Work instructions: Extract every line from the records below that contains the word "ylabel".

Provided data:
#####
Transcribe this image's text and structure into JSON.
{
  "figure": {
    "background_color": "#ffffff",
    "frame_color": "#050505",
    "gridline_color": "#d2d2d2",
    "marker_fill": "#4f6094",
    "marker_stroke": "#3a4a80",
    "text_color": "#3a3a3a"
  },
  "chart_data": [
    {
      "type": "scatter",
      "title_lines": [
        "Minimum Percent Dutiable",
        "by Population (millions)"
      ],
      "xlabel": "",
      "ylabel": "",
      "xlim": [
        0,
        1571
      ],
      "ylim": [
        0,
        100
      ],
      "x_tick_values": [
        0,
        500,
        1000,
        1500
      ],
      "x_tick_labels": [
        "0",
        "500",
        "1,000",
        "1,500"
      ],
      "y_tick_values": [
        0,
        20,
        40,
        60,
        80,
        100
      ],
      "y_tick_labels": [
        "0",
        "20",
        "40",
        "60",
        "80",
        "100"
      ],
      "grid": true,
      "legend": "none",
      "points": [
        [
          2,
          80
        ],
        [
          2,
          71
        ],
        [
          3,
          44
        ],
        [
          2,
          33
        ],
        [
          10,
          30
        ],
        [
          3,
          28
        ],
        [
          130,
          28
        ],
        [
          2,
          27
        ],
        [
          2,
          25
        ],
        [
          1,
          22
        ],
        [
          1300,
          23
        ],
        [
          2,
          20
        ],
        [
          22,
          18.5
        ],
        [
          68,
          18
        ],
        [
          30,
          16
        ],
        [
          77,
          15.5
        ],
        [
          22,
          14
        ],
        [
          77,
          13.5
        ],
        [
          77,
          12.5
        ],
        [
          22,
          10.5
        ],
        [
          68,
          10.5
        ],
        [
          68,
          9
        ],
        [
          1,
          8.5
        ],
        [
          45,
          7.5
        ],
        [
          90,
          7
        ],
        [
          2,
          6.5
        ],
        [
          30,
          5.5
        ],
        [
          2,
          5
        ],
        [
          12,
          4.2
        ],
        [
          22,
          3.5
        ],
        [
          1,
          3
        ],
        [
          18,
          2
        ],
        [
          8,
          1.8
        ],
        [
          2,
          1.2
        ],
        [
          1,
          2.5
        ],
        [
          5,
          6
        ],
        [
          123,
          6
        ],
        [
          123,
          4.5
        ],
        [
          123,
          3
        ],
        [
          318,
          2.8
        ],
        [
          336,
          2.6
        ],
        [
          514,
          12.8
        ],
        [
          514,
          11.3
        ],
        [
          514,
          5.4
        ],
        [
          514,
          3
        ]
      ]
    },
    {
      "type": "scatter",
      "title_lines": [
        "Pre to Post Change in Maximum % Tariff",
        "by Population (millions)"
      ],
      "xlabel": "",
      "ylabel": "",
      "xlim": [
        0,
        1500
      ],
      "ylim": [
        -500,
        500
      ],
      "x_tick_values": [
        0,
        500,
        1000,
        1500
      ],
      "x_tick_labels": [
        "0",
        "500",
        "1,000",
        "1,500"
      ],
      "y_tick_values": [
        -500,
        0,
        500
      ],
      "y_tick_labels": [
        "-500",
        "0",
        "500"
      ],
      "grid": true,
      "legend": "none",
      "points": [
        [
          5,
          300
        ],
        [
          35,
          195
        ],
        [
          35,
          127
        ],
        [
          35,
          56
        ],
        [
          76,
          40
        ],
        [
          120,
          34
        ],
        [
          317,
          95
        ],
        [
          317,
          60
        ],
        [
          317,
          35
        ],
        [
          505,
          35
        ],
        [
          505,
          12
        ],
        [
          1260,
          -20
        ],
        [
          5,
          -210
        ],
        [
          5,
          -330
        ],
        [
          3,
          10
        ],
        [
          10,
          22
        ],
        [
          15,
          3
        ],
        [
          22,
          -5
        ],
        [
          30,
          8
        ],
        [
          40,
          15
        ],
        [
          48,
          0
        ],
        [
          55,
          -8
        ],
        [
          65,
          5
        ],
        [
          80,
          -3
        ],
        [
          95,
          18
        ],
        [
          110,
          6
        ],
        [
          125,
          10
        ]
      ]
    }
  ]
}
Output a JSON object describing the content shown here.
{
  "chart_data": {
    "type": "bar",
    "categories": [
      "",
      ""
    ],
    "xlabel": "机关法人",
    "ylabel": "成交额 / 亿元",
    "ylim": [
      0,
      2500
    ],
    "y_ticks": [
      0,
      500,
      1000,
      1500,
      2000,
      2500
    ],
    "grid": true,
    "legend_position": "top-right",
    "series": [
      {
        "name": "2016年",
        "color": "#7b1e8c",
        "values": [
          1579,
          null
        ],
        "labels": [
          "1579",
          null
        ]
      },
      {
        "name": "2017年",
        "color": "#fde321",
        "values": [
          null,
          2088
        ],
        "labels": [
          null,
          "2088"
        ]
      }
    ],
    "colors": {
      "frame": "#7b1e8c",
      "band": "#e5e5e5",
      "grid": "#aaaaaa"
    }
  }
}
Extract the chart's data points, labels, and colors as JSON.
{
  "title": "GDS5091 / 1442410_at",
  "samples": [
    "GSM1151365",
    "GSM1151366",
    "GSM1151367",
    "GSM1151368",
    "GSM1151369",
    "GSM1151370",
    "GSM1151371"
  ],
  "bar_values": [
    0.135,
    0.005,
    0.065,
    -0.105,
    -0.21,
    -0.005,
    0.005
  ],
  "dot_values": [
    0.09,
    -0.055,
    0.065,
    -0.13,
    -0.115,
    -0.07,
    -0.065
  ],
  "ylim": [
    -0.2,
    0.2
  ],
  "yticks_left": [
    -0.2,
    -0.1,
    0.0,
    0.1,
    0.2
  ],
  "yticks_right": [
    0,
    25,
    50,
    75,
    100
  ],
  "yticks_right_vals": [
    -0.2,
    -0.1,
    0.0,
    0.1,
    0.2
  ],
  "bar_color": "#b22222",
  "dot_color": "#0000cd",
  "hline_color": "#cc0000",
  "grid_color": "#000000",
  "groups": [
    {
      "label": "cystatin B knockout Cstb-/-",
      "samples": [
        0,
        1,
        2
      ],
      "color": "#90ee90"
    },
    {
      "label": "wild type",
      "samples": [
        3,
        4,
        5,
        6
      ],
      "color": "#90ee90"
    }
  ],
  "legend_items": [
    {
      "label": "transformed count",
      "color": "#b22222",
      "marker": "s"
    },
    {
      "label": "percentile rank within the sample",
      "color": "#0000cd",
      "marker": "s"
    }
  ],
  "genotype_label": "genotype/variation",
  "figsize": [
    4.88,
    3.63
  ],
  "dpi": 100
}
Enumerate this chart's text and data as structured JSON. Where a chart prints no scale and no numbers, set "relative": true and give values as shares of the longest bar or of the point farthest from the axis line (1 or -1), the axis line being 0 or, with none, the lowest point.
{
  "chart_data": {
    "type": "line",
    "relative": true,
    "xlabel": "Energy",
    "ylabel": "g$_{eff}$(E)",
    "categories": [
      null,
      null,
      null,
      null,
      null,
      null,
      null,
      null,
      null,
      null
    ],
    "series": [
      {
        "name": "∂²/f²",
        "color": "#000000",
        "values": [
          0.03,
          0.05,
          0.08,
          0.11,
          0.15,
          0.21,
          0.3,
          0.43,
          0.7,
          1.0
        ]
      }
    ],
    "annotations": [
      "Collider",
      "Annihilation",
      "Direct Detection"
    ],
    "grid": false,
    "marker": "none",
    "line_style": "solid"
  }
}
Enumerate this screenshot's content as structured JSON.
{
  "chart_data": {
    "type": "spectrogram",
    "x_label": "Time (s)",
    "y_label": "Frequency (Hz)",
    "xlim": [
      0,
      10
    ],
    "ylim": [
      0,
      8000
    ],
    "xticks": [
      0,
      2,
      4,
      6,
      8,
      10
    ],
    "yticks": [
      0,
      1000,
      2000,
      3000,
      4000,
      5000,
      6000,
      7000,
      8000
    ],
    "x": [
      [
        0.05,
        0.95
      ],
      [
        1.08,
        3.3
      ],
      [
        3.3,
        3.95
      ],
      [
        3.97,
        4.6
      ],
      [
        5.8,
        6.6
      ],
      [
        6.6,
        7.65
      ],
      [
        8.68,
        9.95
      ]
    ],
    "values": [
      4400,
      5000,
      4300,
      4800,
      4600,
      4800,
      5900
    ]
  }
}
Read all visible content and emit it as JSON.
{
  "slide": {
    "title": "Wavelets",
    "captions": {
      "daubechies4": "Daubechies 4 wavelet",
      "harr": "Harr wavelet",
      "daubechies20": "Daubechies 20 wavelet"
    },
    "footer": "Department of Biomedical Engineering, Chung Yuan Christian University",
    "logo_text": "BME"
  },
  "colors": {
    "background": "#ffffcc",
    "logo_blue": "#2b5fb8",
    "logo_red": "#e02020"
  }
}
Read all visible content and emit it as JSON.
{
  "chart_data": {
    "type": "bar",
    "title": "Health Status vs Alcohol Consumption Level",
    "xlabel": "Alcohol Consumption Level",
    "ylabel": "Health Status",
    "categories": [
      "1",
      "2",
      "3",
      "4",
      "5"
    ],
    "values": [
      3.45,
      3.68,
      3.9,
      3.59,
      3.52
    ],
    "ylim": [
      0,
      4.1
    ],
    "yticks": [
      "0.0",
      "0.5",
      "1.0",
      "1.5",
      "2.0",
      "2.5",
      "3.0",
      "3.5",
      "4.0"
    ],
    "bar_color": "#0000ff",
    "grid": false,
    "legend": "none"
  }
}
#####
Exercise output:
      "ylabel": "",
      "ylabel": "",
    "ylabel": "成交额 / 亿元",
    "ylabel": "g$_{eff}$(E)",
    "ylabel": "Health Status",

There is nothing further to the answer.